- **Dataset extract**:
++++++++
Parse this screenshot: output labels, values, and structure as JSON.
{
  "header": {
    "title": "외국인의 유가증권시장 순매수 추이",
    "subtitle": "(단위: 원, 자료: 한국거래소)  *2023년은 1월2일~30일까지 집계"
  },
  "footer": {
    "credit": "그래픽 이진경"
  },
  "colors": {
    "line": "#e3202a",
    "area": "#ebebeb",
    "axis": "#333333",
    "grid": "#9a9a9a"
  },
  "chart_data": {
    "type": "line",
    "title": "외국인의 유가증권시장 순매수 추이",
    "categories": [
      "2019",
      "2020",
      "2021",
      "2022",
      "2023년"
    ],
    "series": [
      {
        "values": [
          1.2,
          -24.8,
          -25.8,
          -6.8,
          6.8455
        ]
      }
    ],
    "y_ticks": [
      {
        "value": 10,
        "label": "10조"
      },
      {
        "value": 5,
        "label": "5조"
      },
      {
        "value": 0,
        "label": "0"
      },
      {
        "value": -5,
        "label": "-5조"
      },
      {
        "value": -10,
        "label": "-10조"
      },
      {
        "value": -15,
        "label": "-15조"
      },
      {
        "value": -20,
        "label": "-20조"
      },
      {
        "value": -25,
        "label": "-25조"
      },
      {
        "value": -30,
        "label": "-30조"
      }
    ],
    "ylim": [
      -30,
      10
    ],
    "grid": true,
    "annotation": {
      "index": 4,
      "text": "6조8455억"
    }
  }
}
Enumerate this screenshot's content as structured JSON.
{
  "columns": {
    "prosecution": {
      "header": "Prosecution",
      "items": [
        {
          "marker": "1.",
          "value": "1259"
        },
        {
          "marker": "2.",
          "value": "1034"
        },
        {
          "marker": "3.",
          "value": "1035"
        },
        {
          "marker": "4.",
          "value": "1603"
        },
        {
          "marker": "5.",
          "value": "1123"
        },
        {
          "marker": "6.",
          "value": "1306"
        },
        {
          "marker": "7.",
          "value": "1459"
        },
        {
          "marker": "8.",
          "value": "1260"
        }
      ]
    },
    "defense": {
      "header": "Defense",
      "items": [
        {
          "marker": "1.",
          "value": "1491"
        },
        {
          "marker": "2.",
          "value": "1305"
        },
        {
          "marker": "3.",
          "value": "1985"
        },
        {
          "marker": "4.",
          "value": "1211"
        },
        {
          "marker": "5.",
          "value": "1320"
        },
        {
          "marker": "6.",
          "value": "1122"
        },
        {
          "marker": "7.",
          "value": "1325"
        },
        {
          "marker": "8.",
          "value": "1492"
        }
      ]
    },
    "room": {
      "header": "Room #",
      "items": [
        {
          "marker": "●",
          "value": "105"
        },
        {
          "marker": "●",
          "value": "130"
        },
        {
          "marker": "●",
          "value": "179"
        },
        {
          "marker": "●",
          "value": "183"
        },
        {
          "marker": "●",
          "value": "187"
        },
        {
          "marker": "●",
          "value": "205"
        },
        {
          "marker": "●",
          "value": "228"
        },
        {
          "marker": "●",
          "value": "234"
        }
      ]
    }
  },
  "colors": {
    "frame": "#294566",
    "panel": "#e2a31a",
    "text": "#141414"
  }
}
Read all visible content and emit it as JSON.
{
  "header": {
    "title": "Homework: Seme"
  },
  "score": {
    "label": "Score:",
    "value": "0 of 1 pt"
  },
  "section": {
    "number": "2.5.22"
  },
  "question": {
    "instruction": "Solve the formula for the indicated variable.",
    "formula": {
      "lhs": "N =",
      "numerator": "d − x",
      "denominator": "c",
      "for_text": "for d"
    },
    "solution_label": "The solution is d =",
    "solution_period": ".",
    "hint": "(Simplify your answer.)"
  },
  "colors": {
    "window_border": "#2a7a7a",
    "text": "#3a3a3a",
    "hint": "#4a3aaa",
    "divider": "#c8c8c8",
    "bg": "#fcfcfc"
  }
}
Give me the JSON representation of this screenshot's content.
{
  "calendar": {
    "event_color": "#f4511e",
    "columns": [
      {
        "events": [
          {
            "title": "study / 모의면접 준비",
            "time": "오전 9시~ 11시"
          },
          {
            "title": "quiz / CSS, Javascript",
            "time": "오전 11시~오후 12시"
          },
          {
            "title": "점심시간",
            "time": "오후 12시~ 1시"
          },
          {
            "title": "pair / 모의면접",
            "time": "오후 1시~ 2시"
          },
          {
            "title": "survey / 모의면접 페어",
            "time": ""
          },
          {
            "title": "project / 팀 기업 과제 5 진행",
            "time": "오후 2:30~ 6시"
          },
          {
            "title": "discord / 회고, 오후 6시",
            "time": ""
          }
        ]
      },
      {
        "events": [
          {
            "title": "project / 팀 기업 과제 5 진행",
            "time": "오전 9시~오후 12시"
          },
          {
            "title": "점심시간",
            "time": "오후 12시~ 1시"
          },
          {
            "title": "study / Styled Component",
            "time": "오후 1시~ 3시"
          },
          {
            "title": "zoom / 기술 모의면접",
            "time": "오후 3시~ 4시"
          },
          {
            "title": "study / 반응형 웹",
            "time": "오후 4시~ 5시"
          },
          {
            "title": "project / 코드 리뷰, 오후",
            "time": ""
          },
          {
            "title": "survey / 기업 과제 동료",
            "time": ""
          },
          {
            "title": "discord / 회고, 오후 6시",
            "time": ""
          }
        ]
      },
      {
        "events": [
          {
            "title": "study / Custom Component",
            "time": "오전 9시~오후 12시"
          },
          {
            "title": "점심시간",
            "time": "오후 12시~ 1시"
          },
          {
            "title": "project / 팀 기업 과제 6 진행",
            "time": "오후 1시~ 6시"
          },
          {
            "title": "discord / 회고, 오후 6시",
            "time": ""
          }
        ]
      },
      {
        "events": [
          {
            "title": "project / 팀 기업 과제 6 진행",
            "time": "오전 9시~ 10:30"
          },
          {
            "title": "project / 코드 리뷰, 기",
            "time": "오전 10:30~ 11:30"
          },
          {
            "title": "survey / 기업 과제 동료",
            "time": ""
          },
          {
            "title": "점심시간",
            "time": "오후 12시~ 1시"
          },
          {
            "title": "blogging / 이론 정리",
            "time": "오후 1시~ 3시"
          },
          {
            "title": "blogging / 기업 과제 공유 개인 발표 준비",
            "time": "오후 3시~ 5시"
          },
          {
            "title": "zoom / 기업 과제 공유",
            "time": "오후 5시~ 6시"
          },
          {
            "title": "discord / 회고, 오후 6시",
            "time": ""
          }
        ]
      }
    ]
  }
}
++++++++
- **Goal of the exercise**: Tally the lines of the data that contain the string "hint" and report the total alone.

- **Complete output**: 2